Na RTP sem dúvida o Joaquim Furtado foi a pessoa que mais me marcou. E a nível positivo aqui na SIC, o Emídio Rangel desde logo, o Nuno Santos, as duas pessoas que me trouxeram. Cada um com a sua energia, mas todos com uma energia transformadora e criativa. O arranque da SIC Notícias foi o projeto para mim; um sonho tornado realidade.
Quando recebeu o convite para vir para a SIC, aceitou logo o convite sem hesitar?
Sim aceitei! Aceitei por uma razão muito simples a direção de então da RTP, tinha decidido assassinar-me profissionalmente. E então eu não estava lá a fazer nada, a não ser, cada dia que passava, que eu estava na RTP, eu estava a morrer profissionalmente. E portanto, essa foi a decisão mais fácil da vida, sair da RTP, Graças a Deus, e ir para a SIC. Mais difícil foi a saída da TVI para a RTP, isso sim! Sem dúvida!
Neste momento sente-se realizada? Está onde quer estar?

_Itens de dados_
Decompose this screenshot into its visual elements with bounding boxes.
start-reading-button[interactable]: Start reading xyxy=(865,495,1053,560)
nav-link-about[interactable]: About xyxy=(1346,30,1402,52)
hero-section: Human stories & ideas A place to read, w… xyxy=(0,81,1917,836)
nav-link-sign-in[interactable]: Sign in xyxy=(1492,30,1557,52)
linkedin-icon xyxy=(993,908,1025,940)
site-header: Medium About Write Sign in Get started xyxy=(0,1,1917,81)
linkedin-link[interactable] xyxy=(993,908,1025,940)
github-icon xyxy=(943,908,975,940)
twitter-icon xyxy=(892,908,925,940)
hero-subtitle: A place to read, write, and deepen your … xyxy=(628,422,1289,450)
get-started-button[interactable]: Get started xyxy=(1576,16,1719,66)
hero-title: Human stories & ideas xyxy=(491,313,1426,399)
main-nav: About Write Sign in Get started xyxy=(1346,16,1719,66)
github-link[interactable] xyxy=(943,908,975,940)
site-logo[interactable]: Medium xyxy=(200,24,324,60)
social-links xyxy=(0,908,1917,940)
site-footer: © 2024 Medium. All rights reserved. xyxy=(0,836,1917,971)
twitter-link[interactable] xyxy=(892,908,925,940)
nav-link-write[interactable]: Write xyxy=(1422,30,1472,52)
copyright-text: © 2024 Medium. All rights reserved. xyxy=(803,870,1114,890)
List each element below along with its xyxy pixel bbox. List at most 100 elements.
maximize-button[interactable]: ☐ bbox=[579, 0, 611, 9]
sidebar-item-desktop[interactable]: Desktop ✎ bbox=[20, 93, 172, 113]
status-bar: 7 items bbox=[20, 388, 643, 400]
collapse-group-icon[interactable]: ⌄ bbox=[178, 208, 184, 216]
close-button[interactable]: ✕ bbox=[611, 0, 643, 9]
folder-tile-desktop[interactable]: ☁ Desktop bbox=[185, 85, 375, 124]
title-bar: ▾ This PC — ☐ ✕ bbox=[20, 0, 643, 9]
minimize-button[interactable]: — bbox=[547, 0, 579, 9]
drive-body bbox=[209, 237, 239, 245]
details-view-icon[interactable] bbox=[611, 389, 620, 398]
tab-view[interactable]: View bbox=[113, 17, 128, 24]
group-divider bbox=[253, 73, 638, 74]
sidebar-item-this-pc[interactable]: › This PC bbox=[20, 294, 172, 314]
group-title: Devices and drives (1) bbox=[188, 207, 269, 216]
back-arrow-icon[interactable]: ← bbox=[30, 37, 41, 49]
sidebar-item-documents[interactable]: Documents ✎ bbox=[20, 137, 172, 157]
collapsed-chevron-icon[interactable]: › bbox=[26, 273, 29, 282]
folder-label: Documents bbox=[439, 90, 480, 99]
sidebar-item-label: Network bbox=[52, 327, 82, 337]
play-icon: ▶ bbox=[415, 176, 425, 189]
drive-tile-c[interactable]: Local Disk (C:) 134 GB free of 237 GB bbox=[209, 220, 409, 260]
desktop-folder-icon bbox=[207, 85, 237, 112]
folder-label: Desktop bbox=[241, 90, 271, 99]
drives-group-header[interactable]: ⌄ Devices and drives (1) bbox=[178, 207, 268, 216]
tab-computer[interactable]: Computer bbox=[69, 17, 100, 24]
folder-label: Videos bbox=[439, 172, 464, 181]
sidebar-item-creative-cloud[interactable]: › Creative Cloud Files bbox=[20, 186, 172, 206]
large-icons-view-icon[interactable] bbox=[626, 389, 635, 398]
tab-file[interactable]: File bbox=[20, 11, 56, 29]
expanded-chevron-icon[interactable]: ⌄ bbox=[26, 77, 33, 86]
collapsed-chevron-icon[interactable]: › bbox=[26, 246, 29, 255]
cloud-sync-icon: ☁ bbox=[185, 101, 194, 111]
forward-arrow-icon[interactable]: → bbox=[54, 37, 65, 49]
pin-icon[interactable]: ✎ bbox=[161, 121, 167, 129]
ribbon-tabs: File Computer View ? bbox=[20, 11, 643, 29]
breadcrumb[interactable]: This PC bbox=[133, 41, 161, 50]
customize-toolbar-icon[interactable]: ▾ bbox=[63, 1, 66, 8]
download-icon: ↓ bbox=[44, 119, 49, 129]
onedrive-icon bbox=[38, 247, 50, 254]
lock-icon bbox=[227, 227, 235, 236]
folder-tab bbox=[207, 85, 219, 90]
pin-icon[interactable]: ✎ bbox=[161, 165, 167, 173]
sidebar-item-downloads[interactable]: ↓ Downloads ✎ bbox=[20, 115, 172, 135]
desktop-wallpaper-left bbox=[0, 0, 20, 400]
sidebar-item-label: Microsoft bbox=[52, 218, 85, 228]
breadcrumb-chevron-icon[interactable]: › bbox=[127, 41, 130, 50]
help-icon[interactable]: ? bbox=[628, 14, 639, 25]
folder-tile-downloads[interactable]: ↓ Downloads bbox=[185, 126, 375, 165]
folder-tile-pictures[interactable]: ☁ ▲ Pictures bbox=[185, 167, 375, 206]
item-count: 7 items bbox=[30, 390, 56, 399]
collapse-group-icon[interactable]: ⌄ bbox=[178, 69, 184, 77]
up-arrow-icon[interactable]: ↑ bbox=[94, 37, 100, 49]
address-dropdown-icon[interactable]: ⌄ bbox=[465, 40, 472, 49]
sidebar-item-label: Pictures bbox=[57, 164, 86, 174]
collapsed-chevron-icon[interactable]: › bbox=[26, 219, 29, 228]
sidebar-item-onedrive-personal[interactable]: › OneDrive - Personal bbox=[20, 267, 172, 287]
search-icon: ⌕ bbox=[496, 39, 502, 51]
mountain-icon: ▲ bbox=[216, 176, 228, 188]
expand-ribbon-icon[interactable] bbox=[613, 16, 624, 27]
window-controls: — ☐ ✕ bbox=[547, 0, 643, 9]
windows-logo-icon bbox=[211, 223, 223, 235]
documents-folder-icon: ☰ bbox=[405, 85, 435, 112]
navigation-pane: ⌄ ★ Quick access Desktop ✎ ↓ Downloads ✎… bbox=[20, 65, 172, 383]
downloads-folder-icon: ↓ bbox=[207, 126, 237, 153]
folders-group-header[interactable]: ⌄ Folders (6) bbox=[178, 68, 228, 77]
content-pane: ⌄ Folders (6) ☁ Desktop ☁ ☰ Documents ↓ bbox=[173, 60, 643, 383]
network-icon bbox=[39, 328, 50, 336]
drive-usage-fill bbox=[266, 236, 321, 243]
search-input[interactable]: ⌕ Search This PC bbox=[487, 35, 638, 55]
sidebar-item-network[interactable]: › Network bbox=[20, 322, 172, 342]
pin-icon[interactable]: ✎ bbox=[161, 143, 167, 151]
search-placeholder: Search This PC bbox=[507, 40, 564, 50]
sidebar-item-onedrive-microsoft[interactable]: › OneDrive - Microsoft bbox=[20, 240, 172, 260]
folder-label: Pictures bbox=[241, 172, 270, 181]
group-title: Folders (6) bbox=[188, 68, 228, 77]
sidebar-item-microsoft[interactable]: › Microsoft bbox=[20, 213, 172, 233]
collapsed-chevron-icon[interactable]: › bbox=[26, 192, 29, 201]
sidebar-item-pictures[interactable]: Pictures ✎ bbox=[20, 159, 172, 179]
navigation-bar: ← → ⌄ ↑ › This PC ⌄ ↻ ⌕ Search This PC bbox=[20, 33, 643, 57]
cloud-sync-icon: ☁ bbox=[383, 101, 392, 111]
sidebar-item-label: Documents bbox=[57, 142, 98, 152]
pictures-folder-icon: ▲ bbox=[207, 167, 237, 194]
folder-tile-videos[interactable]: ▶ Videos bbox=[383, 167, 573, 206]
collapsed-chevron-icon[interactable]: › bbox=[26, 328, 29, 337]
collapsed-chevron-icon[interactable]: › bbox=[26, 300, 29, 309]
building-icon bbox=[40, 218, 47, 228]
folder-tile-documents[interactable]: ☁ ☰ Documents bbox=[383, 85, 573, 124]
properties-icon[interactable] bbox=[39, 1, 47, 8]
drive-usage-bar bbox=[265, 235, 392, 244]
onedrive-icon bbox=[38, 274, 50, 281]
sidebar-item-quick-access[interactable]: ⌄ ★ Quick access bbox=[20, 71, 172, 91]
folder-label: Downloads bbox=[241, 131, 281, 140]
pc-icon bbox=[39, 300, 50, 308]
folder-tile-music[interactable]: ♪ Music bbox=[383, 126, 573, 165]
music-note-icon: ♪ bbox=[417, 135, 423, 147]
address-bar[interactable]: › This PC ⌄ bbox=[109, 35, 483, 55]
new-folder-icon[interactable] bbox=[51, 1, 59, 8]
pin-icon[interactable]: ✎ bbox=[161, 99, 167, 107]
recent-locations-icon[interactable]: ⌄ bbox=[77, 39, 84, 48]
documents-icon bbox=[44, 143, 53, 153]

_Instrução escrita_
Resuma a passagem apresentada em duas frases. Os itens provêm de outra fonte.

_Resposta_
Na RTP, Joaquim Furtado foi quem mais marcou a pessoa entrevistada, e na SIC destaca Emídio Rangel e Nuno Santos, que a trouxeram, e considera o arranque da SIC Notícias um sonho tornado realidade. Aceitou sem hesitar o convite da SIC porque a direção da RTP de então tinha decidido "assassiná-la" profissionalmente, ao passo que mais difícil foi a saída da TVI para a RTP.